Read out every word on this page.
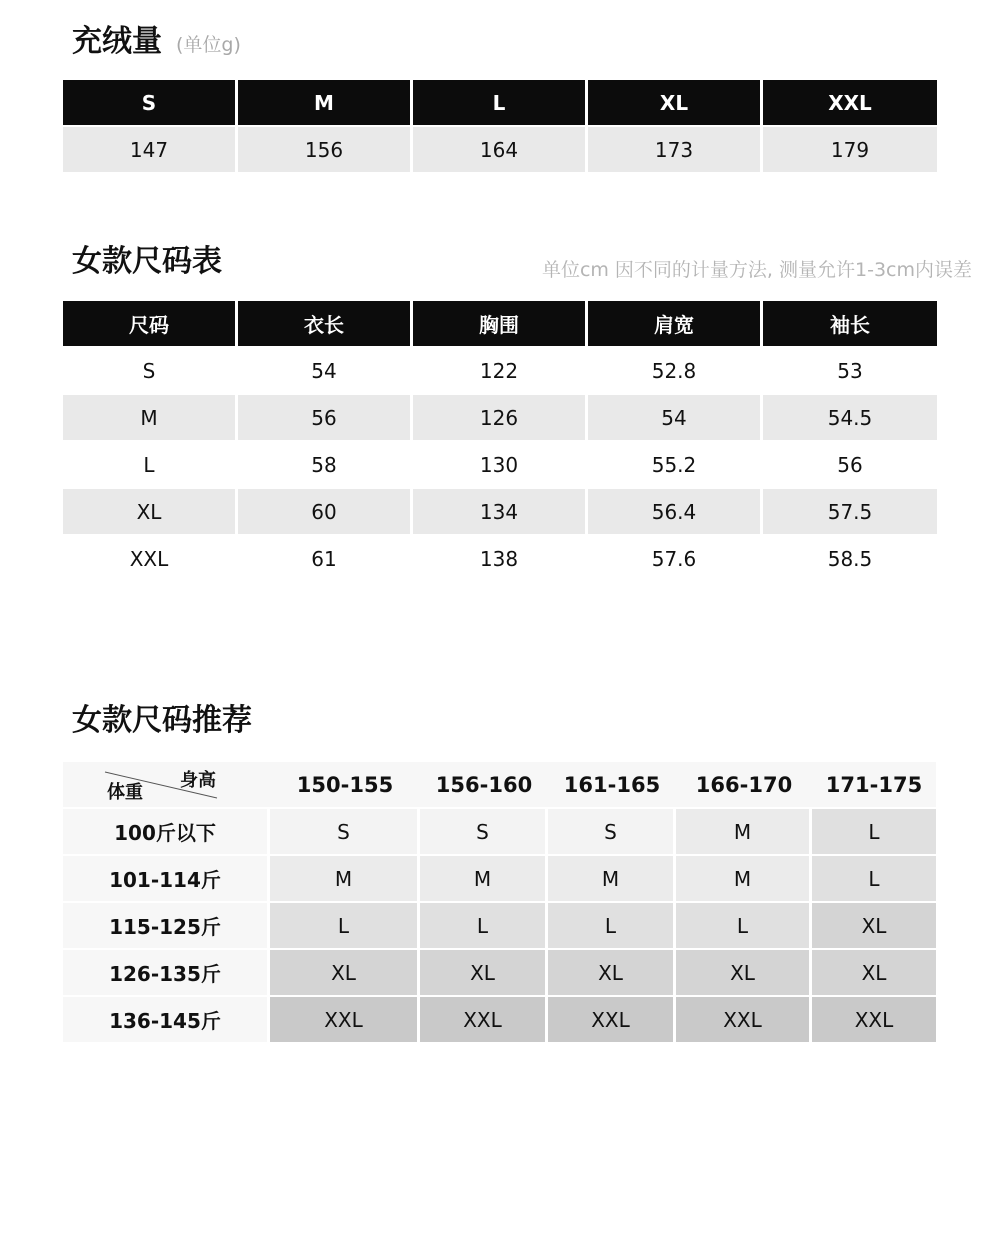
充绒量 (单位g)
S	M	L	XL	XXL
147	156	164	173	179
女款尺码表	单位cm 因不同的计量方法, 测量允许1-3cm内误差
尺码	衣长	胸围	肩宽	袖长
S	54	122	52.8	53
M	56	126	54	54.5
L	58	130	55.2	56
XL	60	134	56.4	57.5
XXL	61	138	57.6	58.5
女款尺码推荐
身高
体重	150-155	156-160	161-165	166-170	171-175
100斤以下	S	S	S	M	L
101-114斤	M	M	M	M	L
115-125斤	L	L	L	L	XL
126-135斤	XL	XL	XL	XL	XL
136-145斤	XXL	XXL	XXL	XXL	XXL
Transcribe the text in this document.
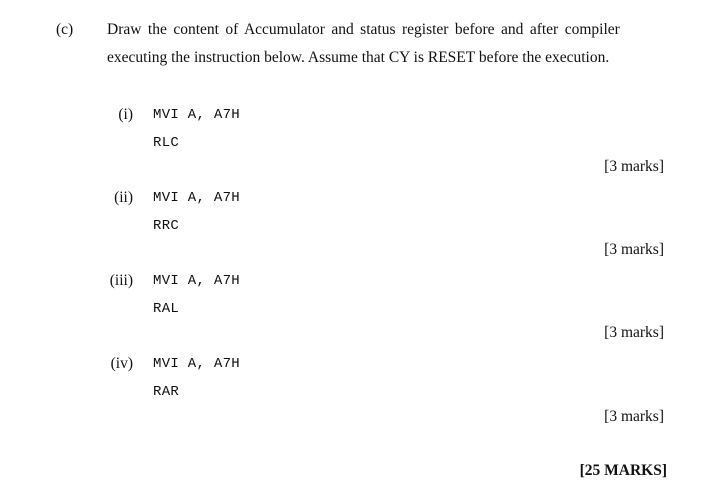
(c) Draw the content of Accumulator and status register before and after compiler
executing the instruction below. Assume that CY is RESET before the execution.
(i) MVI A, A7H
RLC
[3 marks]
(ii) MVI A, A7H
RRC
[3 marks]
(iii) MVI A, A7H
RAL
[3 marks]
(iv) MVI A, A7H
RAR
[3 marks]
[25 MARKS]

+++

The task: Pick out all lines containing the string "this".

Answer to the task:
Read out every word on this page.
Transcribe the text in this document.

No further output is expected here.